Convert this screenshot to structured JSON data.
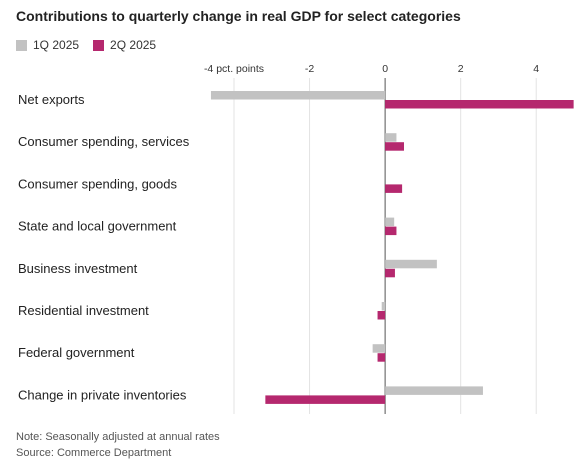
{
  "chart_data": {
    "type": "bar",
    "orientation": "horizontal",
    "title": "Contributions to quarterly change in real GDP for select categories",
    "categories": [
      "Net exports",
      "Consumer spending, services",
      "Consumer spending, goods",
      "State and local government",
      "Business investment",
      "Residential investment",
      "Federal government",
      "Change in private inventories"
    ],
    "series": [
      {
        "name": "1Q 2025",
        "color": "#c2c2c2",
        "values": [
          -4.61,
          0.3,
          0.0,
          0.24,
          1.37,
          -0.09,
          -0.33,
          2.59
        ]
      },
      {
        "name": "2Q 2025",
        "color": "#b5286e",
        "values": [
          4.99,
          0.5,
          0.45,
          0.3,
          0.26,
          -0.2,
          -0.2,
          -3.17
        ]
      }
    ],
    "xlim": [
      -4.9,
      5.0
    ],
    "xticks": [
      -4,
      -2,
      0,
      2,
      4
    ],
    "xtick_labels": [
      "-4 pct. points",
      "-2",
      "0",
      "2",
      "4"
    ],
    "grid": true,
    "legend_position": "top-left"
  },
  "notes": {
    "note": "Note: Seasonally adjusted at annual rates",
    "source": "Source: Commerce Department"
  }
}
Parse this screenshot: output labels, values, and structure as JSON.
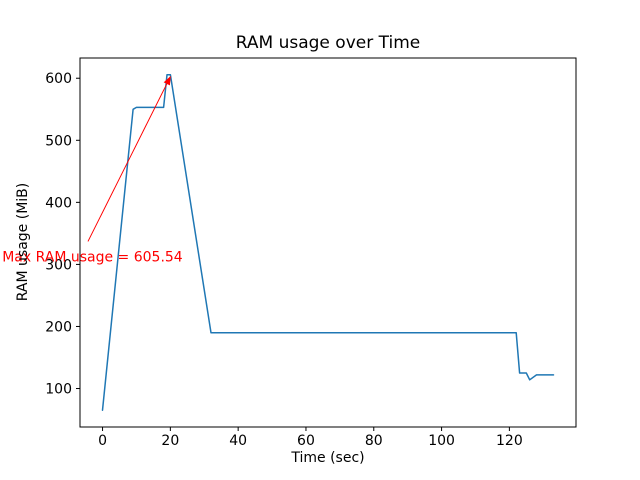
{
  "chart_data": {
    "type": "line",
    "title": "RAM usage over Time",
    "xlabel": "Time (sec)",
    "ylabel": "RAM usage (MiB)",
    "x": [
      0,
      9,
      10,
      18,
      19,
      20,
      32,
      122,
      123,
      125,
      126,
      128,
      133
    ],
    "y": [
      65,
      550,
      553,
      553,
      605.54,
      605.54,
      190,
      190,
      125,
      125,
      114,
      122,
      122
    ],
    "xlim": [
      -6.65,
      139.65
    ],
    "ylim": [
      38,
      632.6
    ],
    "xticks": [
      0,
      20,
      40,
      60,
      80,
      100,
      120
    ],
    "yticks": [
      100,
      200,
      300,
      400,
      500,
      600
    ],
    "line_color": "#1f77b4",
    "grid": false,
    "legend": null,
    "annotation": {
      "text": "Max RAM usage = 605.54",
      "color": "#ff0000",
      "text_pos": [
        -29.6,
        313
      ],
      "arrow_from": [
        -4.3,
        337
      ],
      "arrow_to": [
        20,
        605.54
      ]
    }
  }
}
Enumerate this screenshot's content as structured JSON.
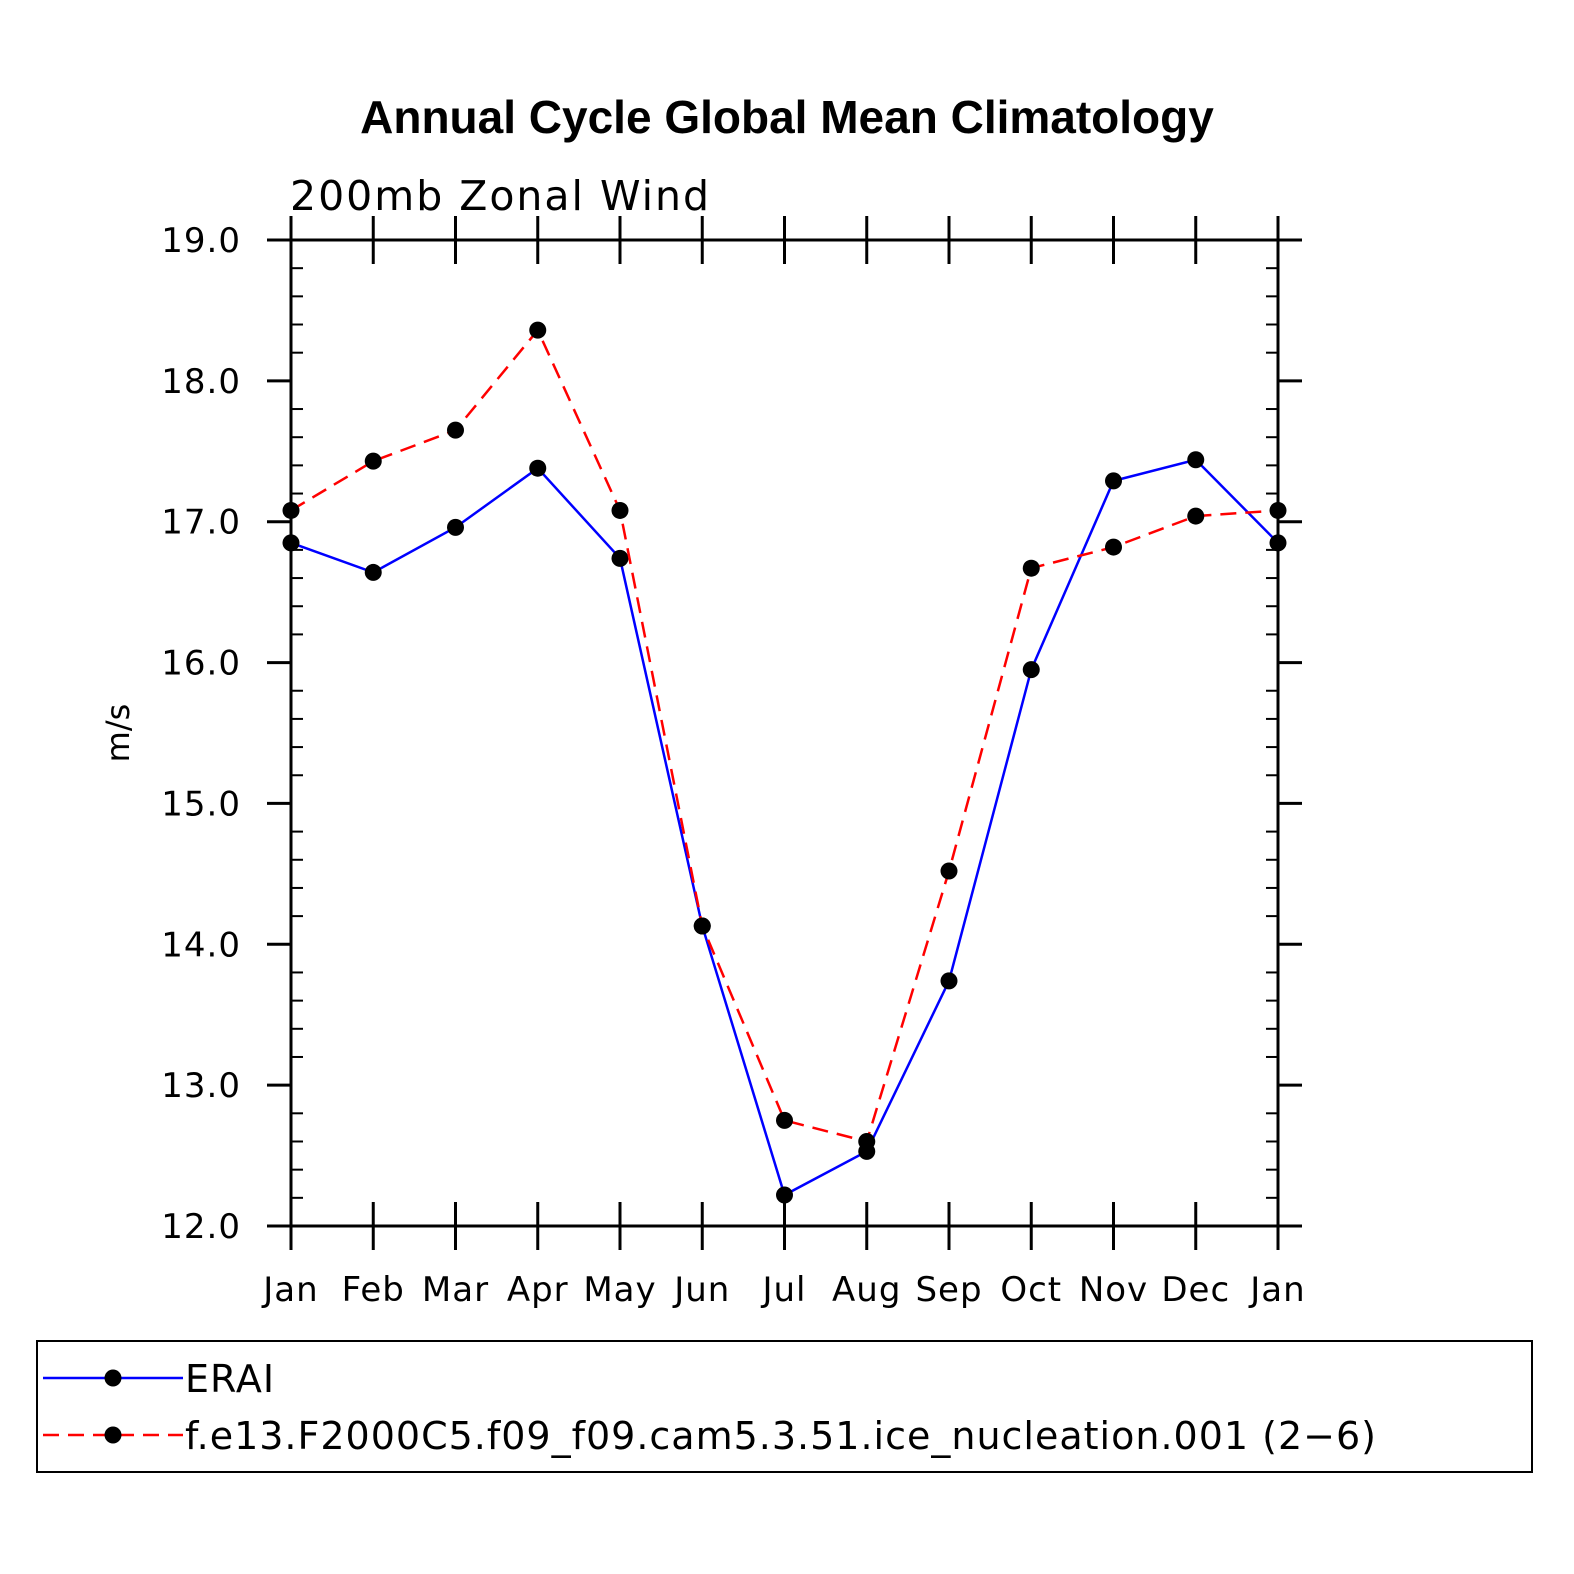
{
  "chart_data": {
    "type": "line",
    "title": "Annual Cycle Global Mean Climatology",
    "subtitle": "200mb Zonal Wind",
    "ylabel": "m/s",
    "xlabel": "",
    "ylim": [
      12.0,
      19.0
    ],
    "y_ticks": [
      "12.0",
      "13.0",
      "14.0",
      "15.0",
      "16.0",
      "17.0",
      "18.0",
      "19.0"
    ],
    "categories": [
      "Jan",
      "Feb",
      "Mar",
      "Apr",
      "May",
      "Jun",
      "Jul",
      "Aug",
      "Sep",
      "Oct",
      "Nov",
      "Dec",
      "Jan"
    ],
    "series": [
      {
        "name": "ERAI",
        "color": "#0000ff",
        "dash": "solid",
        "values": [
          16.85,
          16.64,
          16.96,
          17.38,
          16.74,
          14.13,
          12.22,
          12.53,
          13.74,
          15.95,
          17.29,
          17.44,
          16.85
        ]
      },
      {
        "name": "f.e13.F2000C5.f09_f09.cam5.3.51.ice_nucleation.001 (2−6)",
        "color": "#ff0000",
        "dash": "dashed",
        "values": [
          17.08,
          17.43,
          17.65,
          18.36,
          17.08,
          14.13,
          12.75,
          12.6,
          14.52,
          16.67,
          16.82,
          17.04,
          17.08
        ]
      }
    ],
    "legend_position": "bottom",
    "grid": false
  }
}
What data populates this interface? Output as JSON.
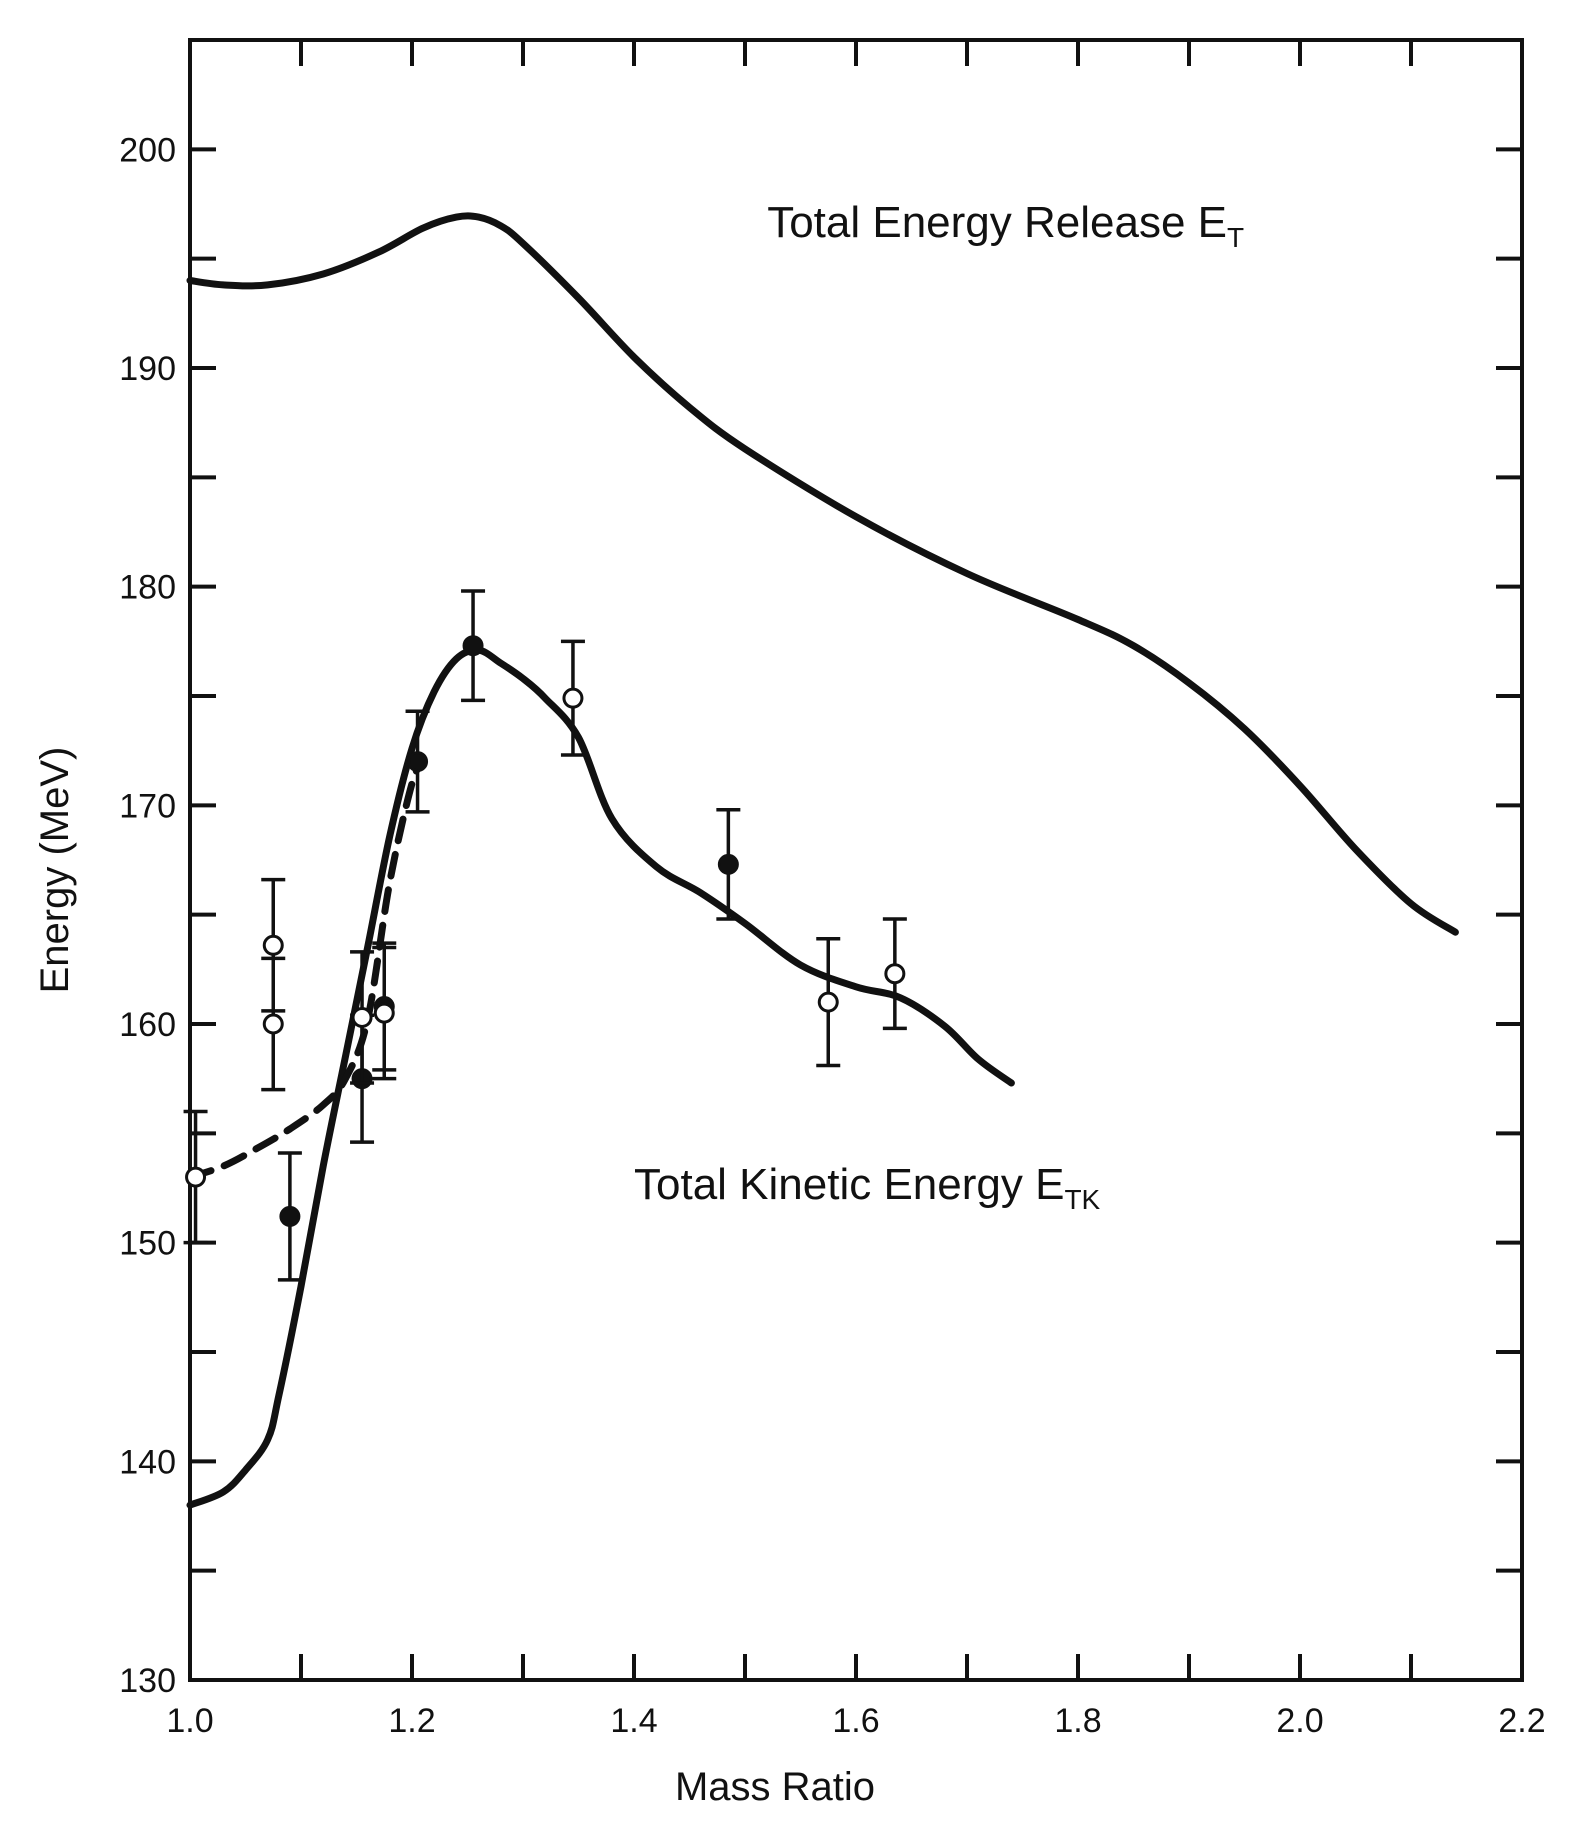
{
  "chart_data": {
    "type": "line",
    "title": "",
    "xlabel": "Mass Ratio",
    "ylabel": "Energy (MeV)",
    "xlim": [
      1.0,
      2.2
    ],
    "ylim": [
      130,
      205
    ],
    "grid": false,
    "x_ticks": [
      1.0,
      1.2,
      1.4,
      1.6,
      1.8,
      2.0,
      2.2
    ],
    "x_tick_labels": [
      "1.0",
      "1.2",
      "1.4",
      "1.6",
      "1.8",
      "2.0",
      "2.2"
    ],
    "y_ticks": [
      130,
      140,
      150,
      160,
      170,
      180,
      190,
      200
    ],
    "y_tick_labels": [
      "130",
      "140",
      "150",
      "160",
      "170",
      "180",
      "190",
      "200"
    ],
    "x_minor_ticks": [
      1.1,
      1.3,
      1.5,
      1.7,
      1.9,
      2.1
    ],
    "y_minor_ticks": [
      135,
      145,
      155,
      165,
      175,
      185,
      195
    ],
    "annotations": [
      {
        "id": "et",
        "main": "Total Energy Release E",
        "sub": "T",
        "x": 1.52,
        "y": 196
      },
      {
        "id": "etk",
        "main": "Total Kinetic Energy E",
        "sub": "TK",
        "x": 1.4,
        "y": 152
      }
    ],
    "series": [
      {
        "id": "total-energy-release",
        "style": "solid",
        "x": [
          1.0,
          1.03,
          1.07,
          1.12,
          1.17,
          1.21,
          1.24,
          1.26,
          1.28,
          1.3,
          1.35,
          1.4,
          1.45,
          1.5,
          1.6,
          1.7,
          1.8,
          1.85,
          1.9,
          1.95,
          2.0,
          2.05,
          2.1,
          2.14
        ],
        "y": [
          194,
          193.8,
          193.8,
          194.3,
          195.3,
          196.4,
          196.9,
          196.9,
          196.5,
          195.7,
          193.2,
          190.5,
          188.2,
          186.3,
          183.2,
          180.6,
          178.5,
          177.3,
          175.6,
          173.5,
          170.9,
          168.0,
          165.5,
          164.2
        ]
      },
      {
        "id": "total-kinetic-energy",
        "style": "solid",
        "x": [
          1.0,
          1.03,
          1.05,
          1.07,
          1.08,
          1.1,
          1.12,
          1.14,
          1.16,
          1.18,
          1.2,
          1.22,
          1.24,
          1.26,
          1.28,
          1.3,
          1.32,
          1.35,
          1.38,
          1.42,
          1.46,
          1.5,
          1.55,
          1.6,
          1.64,
          1.68,
          1.71,
          1.74
        ],
        "y": [
          138.0,
          138.6,
          139.6,
          141.0,
          143.0,
          148.0,
          153.5,
          158.5,
          163.5,
          168.6,
          172.6,
          175.2,
          176.7,
          177.1,
          176.5,
          175.8,
          174.9,
          173.1,
          169.4,
          167.2,
          166.0,
          164.6,
          162.7,
          161.7,
          161.2,
          159.9,
          158.4,
          157.3
        ]
      },
      {
        "id": "kinetic-dashed",
        "style": "dashed",
        "x": [
          1.0,
          1.03,
          1.06,
          1.09,
          1.12,
          1.14,
          1.16,
          1.18,
          1.2,
          1.21
        ],
        "y": [
          153.0,
          153.5,
          154.3,
          155.2,
          156.3,
          157.5,
          160.2,
          166.5,
          171.0,
          172.0
        ]
      },
      {
        "id": "data-filled",
        "style": "filled-points",
        "x": [
          1.09,
          1.155,
          1.175,
          1.205,
          1.255,
          1.485
        ],
        "y": [
          151.2,
          157.5,
          160.8,
          172.0,
          177.3,
          167.3
        ],
        "yerr": [
          2.9,
          2.9,
          2.9,
          2.3,
          2.5,
          2.5
        ]
      },
      {
        "id": "data-open",
        "style": "open-points",
        "x": [
          1.005,
          1.075,
          1.075,
          1.155,
          1.175,
          1.345,
          1.575,
          1.635
        ],
        "y": [
          153.0,
          163.6,
          160.0,
          160.3,
          160.5,
          174.9,
          161.0,
          162.3
        ],
        "yerr": [
          3.0,
          3.0,
          3.0,
          3.0,
          3.0,
          2.6,
          2.9,
          2.5
        ]
      }
    ]
  }
}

**Task brief**
Examine the listing and say how many of its lines contain the string "JSON". Give the number alone.

**Exercise response**
4